• [Task directions]
Locate every line below that contains the word "text" and copy it.

• [Record extracts]

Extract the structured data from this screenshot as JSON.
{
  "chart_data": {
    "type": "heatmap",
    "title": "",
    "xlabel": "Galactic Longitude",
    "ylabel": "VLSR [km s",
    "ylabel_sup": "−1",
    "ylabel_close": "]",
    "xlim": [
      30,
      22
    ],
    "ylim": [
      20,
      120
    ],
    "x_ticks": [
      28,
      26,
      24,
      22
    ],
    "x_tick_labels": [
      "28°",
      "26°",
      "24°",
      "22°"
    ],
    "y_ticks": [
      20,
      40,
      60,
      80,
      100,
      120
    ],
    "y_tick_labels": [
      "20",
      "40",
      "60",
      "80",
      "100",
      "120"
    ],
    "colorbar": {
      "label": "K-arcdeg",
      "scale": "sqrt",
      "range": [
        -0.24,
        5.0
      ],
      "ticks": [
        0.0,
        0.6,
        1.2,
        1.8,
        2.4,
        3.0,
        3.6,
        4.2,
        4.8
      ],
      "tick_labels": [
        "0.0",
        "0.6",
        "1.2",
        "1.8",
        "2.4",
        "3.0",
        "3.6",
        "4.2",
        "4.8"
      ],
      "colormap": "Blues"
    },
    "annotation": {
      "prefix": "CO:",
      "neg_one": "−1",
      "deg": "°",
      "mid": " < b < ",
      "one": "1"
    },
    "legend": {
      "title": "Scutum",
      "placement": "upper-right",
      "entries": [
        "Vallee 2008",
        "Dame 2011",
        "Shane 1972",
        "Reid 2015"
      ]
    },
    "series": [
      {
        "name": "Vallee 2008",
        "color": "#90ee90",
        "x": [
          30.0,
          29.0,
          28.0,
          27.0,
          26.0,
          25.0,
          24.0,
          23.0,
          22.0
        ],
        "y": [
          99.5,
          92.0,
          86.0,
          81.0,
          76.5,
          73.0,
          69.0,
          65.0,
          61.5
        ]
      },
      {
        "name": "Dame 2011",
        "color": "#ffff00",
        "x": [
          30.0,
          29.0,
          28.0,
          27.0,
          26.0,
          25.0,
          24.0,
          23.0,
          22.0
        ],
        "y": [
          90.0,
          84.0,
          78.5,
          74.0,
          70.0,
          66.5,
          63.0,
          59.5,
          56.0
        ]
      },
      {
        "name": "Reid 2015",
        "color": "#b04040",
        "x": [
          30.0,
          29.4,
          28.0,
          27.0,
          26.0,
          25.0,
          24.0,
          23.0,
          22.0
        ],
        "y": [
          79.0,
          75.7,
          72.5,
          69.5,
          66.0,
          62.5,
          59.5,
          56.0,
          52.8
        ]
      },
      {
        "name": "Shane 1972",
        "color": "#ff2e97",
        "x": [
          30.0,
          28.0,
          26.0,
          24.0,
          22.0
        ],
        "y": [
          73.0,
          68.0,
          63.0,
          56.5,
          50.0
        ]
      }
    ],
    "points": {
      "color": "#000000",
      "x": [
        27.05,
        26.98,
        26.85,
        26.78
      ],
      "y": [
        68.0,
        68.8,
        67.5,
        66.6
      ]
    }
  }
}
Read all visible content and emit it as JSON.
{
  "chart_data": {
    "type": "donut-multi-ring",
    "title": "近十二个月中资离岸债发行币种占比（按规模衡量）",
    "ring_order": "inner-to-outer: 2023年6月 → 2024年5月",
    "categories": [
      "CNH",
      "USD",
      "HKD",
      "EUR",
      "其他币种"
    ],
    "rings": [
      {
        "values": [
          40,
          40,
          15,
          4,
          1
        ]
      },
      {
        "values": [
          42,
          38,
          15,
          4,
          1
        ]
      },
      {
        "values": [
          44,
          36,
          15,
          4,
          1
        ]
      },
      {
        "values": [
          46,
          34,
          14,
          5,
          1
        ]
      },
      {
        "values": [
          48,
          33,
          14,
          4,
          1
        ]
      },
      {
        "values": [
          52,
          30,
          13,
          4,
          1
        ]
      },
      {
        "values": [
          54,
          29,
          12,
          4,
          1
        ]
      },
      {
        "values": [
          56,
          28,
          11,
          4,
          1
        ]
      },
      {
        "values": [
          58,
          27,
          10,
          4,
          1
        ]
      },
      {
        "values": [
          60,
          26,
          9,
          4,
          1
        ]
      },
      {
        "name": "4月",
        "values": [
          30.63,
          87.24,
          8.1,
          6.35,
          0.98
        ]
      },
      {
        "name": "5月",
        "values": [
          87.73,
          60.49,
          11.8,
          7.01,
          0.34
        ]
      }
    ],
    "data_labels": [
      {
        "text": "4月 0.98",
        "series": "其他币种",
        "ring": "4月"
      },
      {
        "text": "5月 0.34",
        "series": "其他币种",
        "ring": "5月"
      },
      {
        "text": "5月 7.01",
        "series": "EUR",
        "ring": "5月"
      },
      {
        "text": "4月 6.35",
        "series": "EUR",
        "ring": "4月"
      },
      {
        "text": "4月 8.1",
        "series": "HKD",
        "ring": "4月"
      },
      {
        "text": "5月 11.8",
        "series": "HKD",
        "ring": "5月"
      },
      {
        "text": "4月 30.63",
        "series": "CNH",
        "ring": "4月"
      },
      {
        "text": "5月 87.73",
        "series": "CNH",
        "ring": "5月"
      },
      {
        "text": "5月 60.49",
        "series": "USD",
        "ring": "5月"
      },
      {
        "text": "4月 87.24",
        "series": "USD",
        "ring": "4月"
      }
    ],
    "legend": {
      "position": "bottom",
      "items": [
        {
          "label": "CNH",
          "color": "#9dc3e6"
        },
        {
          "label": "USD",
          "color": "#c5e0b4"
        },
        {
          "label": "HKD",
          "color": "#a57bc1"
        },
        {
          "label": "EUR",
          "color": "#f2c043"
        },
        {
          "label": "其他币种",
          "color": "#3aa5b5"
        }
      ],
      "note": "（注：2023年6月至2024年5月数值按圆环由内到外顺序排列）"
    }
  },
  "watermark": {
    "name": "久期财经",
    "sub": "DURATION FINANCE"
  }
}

• [Result of this exercise]
        "text": "4月 0.98",
        "text": "5月 0.34",
        "text": "5月 7.01",
        "text": "4月 6.35",
        "text": "4月 8.1",
        "text": "5月 11.8",
        "text": "4月 30.63",
        "text": "5月 87.73",
        "text": "5月 60.49",
        "text": "4月 87.24",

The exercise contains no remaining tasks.